>> Begin

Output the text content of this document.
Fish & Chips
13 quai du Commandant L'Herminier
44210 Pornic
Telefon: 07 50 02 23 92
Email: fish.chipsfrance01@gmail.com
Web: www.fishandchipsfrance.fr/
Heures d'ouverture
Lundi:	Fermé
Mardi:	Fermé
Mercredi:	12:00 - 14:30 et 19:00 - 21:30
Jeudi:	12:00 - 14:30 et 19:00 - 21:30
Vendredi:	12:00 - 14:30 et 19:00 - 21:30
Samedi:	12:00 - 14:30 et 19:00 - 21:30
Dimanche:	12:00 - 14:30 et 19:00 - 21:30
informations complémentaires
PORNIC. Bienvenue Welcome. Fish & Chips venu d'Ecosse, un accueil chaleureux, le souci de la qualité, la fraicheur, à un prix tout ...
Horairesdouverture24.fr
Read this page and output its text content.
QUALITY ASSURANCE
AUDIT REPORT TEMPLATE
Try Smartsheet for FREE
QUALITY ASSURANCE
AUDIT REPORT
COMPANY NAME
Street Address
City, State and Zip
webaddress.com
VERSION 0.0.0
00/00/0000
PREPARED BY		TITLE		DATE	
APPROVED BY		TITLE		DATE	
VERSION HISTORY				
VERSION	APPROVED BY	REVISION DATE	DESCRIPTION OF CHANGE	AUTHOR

>> End

## Requirements
Select all lines in the listing that include the word "DATE".

## Answer to this exercise
PREPARED BY		TITLE		DATE	
APPROVED BY		TITLE		DATE	
VERSION	APPROVED BY	REVISION DATE	DESCRIPTION OF CHANGE	AUTHOR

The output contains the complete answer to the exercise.